_Instructions for the task_
Repeat the lines below with every "tile-label" replaced by "caption-label" and everything else unchanged. Leave the pictures out of your answer.

_Material provided_
•••
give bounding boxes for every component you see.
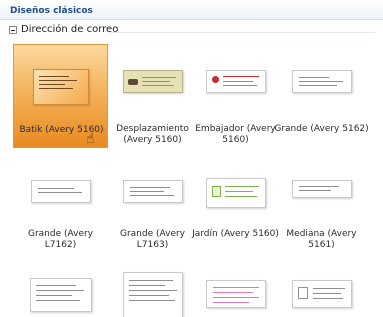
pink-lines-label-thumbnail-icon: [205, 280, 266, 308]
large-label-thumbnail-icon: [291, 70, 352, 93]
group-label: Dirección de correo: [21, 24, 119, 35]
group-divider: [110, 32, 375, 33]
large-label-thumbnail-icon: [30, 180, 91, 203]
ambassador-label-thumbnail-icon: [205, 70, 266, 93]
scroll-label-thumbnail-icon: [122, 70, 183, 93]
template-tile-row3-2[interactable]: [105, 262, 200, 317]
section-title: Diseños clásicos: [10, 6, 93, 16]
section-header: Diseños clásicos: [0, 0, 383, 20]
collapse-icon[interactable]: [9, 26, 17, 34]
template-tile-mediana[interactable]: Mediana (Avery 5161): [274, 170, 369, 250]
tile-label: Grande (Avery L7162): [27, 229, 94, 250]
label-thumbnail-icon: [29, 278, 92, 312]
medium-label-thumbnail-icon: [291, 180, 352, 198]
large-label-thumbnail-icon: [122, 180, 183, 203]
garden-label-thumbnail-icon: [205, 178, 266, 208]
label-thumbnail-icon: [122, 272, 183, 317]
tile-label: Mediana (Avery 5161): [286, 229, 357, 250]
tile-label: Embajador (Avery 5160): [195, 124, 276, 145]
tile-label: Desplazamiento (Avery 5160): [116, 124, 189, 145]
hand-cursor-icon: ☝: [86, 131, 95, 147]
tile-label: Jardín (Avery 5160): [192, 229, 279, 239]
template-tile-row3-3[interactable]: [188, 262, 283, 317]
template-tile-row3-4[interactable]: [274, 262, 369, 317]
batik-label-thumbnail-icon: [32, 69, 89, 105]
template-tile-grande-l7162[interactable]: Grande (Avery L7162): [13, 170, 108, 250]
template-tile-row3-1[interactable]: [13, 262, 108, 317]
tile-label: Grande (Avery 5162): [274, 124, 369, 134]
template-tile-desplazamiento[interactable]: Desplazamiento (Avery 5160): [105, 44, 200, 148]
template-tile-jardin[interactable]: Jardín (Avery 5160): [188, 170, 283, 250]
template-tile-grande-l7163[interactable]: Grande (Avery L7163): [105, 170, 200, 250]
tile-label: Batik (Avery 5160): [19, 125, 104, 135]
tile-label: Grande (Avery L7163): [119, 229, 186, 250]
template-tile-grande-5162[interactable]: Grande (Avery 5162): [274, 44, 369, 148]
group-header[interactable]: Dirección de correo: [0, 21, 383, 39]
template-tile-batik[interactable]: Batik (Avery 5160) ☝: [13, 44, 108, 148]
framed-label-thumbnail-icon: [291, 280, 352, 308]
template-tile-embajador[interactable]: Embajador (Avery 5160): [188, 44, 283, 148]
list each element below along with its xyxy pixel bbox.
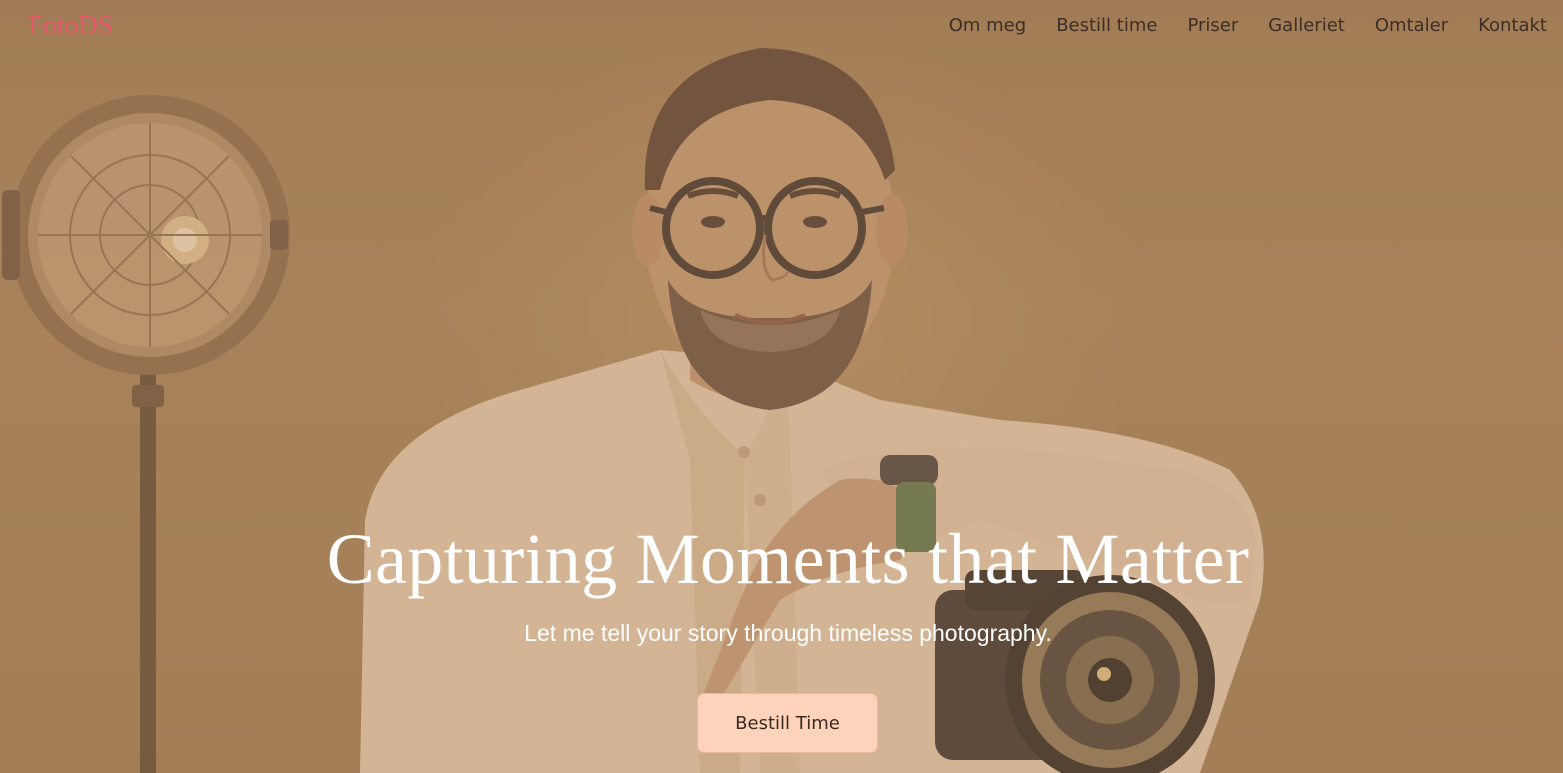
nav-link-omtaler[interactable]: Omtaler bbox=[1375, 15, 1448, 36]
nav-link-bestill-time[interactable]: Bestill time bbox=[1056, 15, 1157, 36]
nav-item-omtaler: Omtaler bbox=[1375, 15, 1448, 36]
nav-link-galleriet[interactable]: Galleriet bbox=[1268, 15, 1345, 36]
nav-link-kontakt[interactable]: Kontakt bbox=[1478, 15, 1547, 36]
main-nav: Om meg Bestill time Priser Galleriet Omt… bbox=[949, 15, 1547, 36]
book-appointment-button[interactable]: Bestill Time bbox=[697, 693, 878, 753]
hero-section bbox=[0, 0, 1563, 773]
•••
_Result of this task_
give bounding boxes for every component you see.
pink-lines-label-thumbnail-icon: [205, 280, 266, 308]
large-label-thumbnail-icon: [291, 70, 352, 93]
group-label: Dirección de correo: [21, 24, 119, 35]
group-divider: [110, 32, 375, 33]
large-label-thumbnail-icon: [30, 180, 91, 203]
ambassador-label-thumbnail-icon: [205, 70, 266, 93]
scroll-label-thumbnail-icon: [122, 70, 183, 93]
template-tile-row3-2[interactable]: [105, 262, 200, 317]
section-title: Diseños clásicos: [10, 6, 93, 16]
section-header: Diseños clásicos: [0, 0, 383, 20]
collapse-icon[interactable]: [9, 26, 17, 34]
template-tile-mediana[interactable]: Mediana (Avery 5161): [274, 170, 369, 250]
caption-label: Grande (Avery L7162): [27, 229, 94, 250]
label-thumbnail-icon: [29, 278, 92, 312]
medium-label-thumbnail-icon: [291, 180, 352, 198]
large-label-thumbnail-icon: [122, 180, 183, 203]
garden-label-thumbnail-icon: [205, 178, 266, 208]
label-thumbnail-icon: [122, 272, 183, 317]
caption-label: Mediana (Avery 5161): [286, 229, 357, 250]
caption-label: Embajador (Avery 5160): [195, 124, 276, 145]
caption-label: Desplazamiento (Avery 5160): [116, 124, 189, 145]
hand-cursor-icon: ☝: [86, 131, 95, 147]
caption-label: Jardín (Avery 5160): [192, 229, 279, 239]
template-tile-row3-3[interactable]: [188, 262, 283, 317]
template-tile-row3-4[interactable]: [274, 262, 369, 317]
batik-label-thumbnail-icon: [32, 69, 89, 105]
template-tile-grande-l7162[interactable]: Grande (Avery L7162): [13, 170, 108, 250]
template-tile-row3-1[interactable]: [13, 262, 108, 317]
caption-label: Grande (Avery 5162): [274, 124, 369, 134]
template-tile-desplazamiento[interactable]: Desplazamiento (Avery 5160): [105, 44, 200, 148]
template-tile-jardin[interactable]: Jardín (Avery 5160): [188, 170, 283, 250]
template-tile-grande-l7163[interactable]: Grande (Avery L7163): [105, 170, 200, 250]
caption-label: Batik (Avery 5160): [19, 125, 104, 135]
caption-label: Grande (Avery L7163): [119, 229, 186, 250]
template-tile-grande-5162[interactable]: Grande (Avery 5162): [274, 44, 369, 148]
group-header[interactable]: Dirección de correo: [0, 21, 383, 39]
template-tile-batik[interactable]: Batik (Avery 5160) ☝: [13, 44, 108, 148]
framed-label-thumbnail-icon: [291, 280, 352, 308]
template-tile-embajador[interactable]: Embajador (Avery 5160): [188, 44, 283, 148]
list each element below along with its xyxy pixel bbox.
nav-link-omtaler[interactable]: Omtaler bbox=[1375, 15, 1448, 36]
nav-link-bestill-time[interactable]: Bestill time bbox=[1056, 15, 1157, 36]
nav-item-omtaler: Omtaler bbox=[1375, 15, 1448, 36]
nav-link-galleriet[interactable]: Galleriet bbox=[1268, 15, 1345, 36]
nav-link-kontakt[interactable]: Kontakt bbox=[1478, 15, 1547, 36]
main-nav: Om meg Bestill time Priser Galleriet Omt… bbox=[949, 15, 1547, 36]
book-appointment-button[interactable]: Bestill Time bbox=[697, 693, 878, 753]
hero-section bbox=[0, 0, 1563, 773]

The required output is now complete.